Please pull out every line that includes the string "level".

#### Input rows
--*--
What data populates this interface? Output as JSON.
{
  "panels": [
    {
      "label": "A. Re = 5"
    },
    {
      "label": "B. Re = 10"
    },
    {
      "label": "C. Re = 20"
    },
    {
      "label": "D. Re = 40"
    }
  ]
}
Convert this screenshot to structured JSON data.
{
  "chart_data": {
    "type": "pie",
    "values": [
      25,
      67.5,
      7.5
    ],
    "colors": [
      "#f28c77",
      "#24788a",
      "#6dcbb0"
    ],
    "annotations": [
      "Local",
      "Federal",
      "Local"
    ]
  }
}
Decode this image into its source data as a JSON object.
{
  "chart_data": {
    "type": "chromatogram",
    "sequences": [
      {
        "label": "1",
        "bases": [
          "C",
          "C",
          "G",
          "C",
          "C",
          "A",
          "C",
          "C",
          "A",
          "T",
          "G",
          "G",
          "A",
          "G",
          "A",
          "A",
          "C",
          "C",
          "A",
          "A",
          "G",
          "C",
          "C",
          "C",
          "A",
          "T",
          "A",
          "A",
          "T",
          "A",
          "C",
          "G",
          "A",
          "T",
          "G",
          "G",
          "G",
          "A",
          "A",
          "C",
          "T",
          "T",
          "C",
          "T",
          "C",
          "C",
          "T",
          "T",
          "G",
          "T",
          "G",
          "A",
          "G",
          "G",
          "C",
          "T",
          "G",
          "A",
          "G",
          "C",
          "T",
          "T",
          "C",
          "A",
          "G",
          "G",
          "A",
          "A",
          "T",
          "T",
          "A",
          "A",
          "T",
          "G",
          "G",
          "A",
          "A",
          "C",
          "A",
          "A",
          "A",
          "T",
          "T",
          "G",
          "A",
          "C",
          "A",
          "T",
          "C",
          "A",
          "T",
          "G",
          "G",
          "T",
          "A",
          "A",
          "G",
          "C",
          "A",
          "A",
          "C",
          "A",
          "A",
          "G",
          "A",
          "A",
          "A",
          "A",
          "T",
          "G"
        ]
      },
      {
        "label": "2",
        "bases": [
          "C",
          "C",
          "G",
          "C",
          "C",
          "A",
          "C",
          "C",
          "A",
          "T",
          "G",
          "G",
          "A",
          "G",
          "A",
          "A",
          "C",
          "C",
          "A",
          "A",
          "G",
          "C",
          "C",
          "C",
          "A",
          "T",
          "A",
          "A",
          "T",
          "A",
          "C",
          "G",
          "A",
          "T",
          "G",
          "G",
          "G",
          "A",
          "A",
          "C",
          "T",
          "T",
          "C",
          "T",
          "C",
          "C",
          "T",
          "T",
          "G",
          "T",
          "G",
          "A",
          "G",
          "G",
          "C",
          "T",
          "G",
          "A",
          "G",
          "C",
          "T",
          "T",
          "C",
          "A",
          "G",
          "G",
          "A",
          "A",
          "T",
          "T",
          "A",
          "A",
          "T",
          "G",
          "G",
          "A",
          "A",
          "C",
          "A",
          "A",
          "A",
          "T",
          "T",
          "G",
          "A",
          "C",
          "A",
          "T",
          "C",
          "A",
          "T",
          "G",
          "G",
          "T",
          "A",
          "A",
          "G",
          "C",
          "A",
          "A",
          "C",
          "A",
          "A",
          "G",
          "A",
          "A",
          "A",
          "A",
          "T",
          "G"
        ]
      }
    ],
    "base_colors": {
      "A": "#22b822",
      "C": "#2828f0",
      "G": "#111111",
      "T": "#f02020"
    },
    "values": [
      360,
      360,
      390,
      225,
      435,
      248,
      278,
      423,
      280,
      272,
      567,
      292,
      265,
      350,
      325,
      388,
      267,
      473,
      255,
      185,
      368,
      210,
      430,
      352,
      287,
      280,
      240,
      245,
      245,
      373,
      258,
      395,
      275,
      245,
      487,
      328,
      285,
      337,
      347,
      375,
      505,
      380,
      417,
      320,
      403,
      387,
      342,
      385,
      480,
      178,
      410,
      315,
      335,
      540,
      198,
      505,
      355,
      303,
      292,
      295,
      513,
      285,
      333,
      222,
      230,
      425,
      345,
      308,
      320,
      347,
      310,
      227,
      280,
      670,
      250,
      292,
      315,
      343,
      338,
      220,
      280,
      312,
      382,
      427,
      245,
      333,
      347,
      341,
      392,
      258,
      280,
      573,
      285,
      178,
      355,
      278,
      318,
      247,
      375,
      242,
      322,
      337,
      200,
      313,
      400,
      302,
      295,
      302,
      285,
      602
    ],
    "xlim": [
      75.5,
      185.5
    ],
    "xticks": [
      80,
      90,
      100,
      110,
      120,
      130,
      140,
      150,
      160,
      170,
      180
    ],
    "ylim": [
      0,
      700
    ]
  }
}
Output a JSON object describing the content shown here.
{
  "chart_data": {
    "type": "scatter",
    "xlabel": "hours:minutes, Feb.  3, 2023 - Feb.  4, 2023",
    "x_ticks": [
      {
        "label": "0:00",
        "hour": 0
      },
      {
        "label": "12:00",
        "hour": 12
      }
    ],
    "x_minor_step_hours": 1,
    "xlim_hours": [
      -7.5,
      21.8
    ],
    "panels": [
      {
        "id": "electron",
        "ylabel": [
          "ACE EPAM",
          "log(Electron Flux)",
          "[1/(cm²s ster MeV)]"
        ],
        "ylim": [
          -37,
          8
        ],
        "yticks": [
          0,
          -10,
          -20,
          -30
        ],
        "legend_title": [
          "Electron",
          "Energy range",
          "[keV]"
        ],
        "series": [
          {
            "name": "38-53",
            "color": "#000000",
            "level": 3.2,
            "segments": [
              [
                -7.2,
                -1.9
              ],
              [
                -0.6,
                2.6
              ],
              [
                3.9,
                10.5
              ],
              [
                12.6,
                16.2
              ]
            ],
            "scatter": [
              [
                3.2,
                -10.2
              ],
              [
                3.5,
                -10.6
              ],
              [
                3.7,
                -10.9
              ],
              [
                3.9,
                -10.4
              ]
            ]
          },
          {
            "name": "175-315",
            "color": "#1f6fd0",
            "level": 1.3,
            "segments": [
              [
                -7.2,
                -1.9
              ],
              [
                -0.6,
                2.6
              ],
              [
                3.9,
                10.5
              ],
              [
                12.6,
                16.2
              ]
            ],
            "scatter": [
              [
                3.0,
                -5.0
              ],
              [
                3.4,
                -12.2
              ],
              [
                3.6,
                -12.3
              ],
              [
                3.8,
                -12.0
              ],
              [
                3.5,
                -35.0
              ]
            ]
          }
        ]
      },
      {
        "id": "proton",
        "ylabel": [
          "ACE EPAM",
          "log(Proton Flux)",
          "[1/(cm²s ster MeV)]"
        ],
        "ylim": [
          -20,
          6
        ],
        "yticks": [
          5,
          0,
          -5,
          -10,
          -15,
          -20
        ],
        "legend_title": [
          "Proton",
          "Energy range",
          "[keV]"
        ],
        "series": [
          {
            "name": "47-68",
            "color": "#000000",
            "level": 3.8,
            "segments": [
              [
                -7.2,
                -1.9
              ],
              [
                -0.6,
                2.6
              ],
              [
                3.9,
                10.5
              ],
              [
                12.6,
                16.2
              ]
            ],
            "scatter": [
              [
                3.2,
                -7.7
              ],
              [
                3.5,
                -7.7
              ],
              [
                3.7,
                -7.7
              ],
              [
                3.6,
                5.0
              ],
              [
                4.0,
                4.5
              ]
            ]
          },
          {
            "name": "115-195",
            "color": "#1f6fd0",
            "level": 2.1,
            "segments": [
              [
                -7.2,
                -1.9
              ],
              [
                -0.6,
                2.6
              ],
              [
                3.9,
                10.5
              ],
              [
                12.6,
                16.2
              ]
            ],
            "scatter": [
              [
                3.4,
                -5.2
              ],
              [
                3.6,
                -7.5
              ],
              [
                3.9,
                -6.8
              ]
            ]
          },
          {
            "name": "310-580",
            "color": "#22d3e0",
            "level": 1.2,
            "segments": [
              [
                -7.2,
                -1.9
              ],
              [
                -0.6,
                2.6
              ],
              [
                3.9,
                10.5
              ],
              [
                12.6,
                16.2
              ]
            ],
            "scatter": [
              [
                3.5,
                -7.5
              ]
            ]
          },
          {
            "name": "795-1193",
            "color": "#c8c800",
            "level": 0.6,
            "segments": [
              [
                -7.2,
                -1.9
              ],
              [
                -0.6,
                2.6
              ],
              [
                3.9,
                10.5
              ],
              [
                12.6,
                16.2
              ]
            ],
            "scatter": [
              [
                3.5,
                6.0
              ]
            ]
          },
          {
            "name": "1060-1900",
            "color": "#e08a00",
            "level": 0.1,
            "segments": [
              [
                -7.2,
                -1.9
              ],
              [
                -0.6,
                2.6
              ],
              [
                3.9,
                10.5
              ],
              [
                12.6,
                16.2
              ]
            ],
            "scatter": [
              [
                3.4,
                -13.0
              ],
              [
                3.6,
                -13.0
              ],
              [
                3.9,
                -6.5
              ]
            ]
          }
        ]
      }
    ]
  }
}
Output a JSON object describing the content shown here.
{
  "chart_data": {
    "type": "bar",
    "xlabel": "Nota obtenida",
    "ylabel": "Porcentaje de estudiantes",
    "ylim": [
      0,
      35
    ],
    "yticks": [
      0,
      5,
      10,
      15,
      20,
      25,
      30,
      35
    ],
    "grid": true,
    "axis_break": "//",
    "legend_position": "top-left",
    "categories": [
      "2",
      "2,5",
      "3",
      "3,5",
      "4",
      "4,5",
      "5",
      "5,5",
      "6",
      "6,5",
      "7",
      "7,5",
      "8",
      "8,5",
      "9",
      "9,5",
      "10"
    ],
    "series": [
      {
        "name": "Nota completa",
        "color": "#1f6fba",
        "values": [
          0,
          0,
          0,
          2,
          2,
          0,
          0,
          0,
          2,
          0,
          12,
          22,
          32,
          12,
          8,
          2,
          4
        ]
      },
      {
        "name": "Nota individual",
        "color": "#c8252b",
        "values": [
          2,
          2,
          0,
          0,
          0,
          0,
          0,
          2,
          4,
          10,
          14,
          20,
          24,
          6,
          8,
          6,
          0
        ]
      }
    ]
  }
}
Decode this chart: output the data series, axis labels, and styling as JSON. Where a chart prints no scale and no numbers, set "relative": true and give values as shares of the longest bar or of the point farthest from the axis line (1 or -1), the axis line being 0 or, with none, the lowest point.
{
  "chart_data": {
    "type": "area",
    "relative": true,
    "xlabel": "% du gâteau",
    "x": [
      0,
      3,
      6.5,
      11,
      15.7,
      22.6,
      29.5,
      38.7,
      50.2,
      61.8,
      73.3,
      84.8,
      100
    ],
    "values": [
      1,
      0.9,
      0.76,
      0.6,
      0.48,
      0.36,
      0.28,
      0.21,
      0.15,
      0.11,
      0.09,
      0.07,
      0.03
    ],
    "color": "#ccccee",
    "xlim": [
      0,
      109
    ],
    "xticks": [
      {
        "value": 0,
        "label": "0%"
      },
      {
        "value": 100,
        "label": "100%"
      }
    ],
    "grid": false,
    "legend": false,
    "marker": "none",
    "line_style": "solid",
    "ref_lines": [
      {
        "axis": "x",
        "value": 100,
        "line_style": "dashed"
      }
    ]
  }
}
--*--
#### Written answer
            "level": 3.2,
            "level": 1.3,
            "level": 3.8,
            "level": 2.1,
            "level": 1.2,
            "level": 0.6,
            "level": 0.1,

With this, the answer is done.